Problem:
Return a copy of every line in the records that includes the word "الذي".

Given records:
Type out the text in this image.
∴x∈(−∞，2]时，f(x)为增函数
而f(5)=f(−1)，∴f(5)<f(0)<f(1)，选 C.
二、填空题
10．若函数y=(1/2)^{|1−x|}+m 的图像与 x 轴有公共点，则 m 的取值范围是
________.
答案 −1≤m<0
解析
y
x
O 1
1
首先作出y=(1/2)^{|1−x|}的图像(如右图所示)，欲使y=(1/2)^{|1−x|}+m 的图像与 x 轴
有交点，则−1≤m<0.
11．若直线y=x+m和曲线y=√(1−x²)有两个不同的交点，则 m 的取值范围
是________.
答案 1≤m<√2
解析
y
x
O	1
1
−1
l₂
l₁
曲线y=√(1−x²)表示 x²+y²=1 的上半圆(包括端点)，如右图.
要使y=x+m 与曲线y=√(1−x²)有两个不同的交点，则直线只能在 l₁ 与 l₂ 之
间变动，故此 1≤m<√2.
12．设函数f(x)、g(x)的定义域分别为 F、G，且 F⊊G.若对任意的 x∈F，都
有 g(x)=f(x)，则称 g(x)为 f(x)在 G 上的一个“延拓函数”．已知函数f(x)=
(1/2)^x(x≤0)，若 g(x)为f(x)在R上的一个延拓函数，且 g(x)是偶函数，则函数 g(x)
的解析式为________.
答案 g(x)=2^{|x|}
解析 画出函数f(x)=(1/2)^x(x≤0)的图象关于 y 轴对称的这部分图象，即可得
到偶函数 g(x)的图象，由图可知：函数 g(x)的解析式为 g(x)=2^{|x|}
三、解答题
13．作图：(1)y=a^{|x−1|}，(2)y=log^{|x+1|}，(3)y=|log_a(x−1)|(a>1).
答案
* * *
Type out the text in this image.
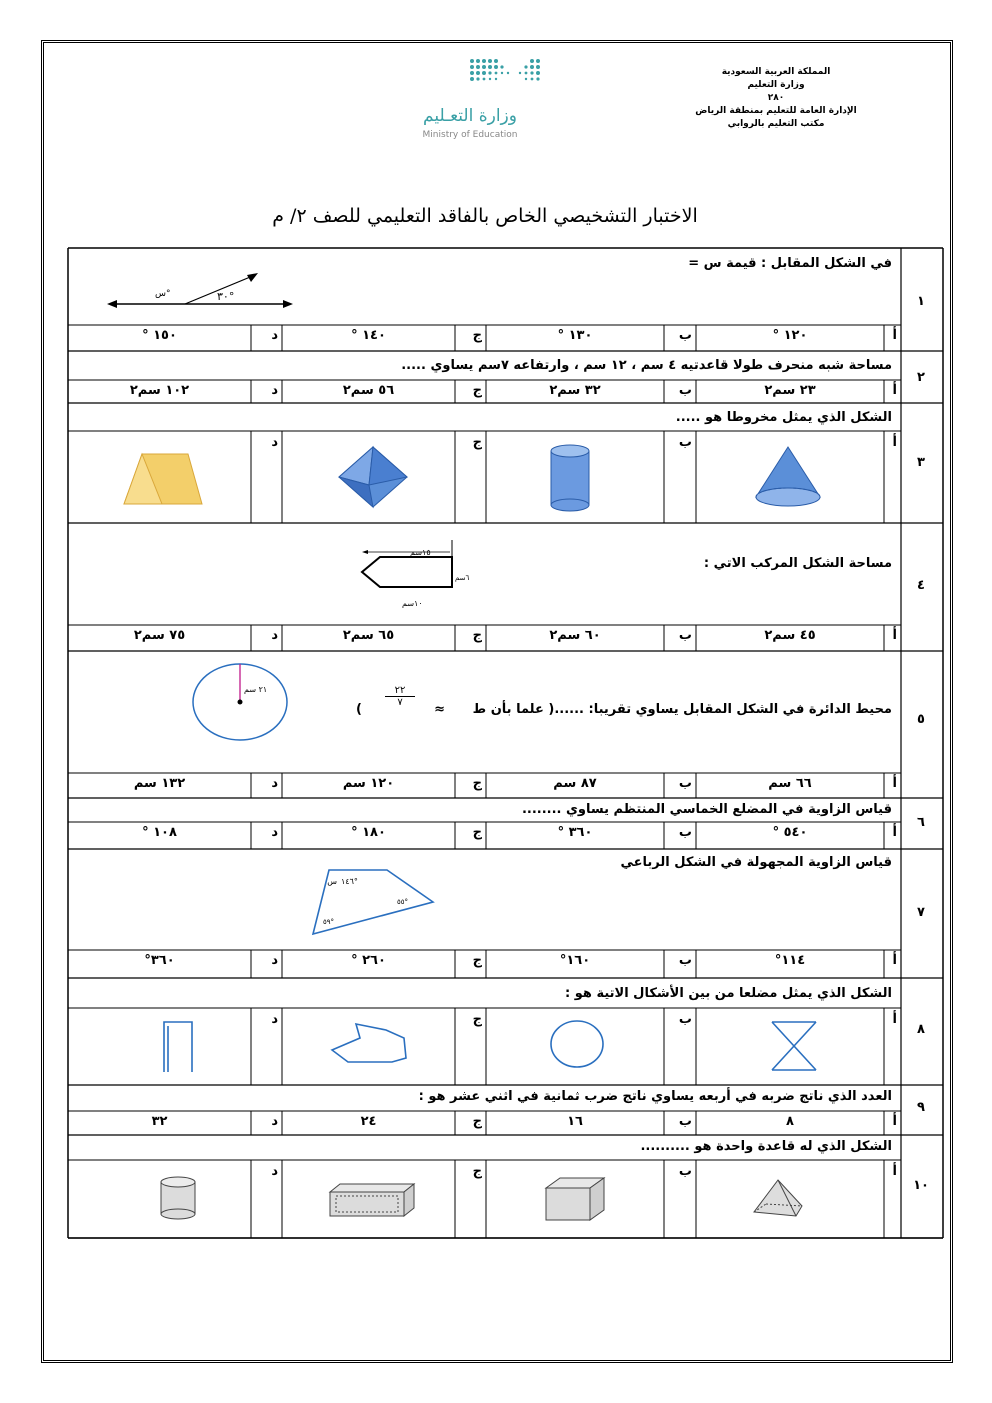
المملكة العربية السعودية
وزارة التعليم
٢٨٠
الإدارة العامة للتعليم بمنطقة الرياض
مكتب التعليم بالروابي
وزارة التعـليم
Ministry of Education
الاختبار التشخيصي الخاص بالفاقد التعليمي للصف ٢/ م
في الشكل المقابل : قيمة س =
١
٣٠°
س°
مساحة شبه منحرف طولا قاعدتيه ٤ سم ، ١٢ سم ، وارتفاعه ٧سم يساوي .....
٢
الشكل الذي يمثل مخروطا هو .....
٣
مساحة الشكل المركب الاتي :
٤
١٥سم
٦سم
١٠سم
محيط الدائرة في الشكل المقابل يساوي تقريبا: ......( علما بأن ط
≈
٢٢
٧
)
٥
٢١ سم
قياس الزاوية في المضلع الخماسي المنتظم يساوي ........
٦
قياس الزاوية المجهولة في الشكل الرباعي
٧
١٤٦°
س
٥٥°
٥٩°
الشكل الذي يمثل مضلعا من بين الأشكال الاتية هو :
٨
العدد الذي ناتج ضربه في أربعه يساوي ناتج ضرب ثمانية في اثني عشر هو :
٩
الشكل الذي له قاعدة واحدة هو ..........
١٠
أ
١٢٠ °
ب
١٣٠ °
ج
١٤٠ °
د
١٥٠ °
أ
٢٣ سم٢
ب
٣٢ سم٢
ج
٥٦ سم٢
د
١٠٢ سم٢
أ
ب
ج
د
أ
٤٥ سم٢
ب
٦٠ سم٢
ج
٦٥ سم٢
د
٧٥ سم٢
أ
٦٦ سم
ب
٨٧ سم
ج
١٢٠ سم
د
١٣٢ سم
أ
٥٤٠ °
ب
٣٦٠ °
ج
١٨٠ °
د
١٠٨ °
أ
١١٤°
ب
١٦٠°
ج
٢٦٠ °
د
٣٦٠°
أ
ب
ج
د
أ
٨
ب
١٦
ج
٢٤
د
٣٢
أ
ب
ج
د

Complete output:
الشكل الذي يمثل مخروطا هو .....
الشكل الذي يمثل مضلعا من بين الأشكال الاتية هو :
العدد الذي ناتج ضربه في أربعه يساوي ناتج ضرب ثمانية في اثني عشر هو :
الشكل الذي له قاعدة واحدة هو ..........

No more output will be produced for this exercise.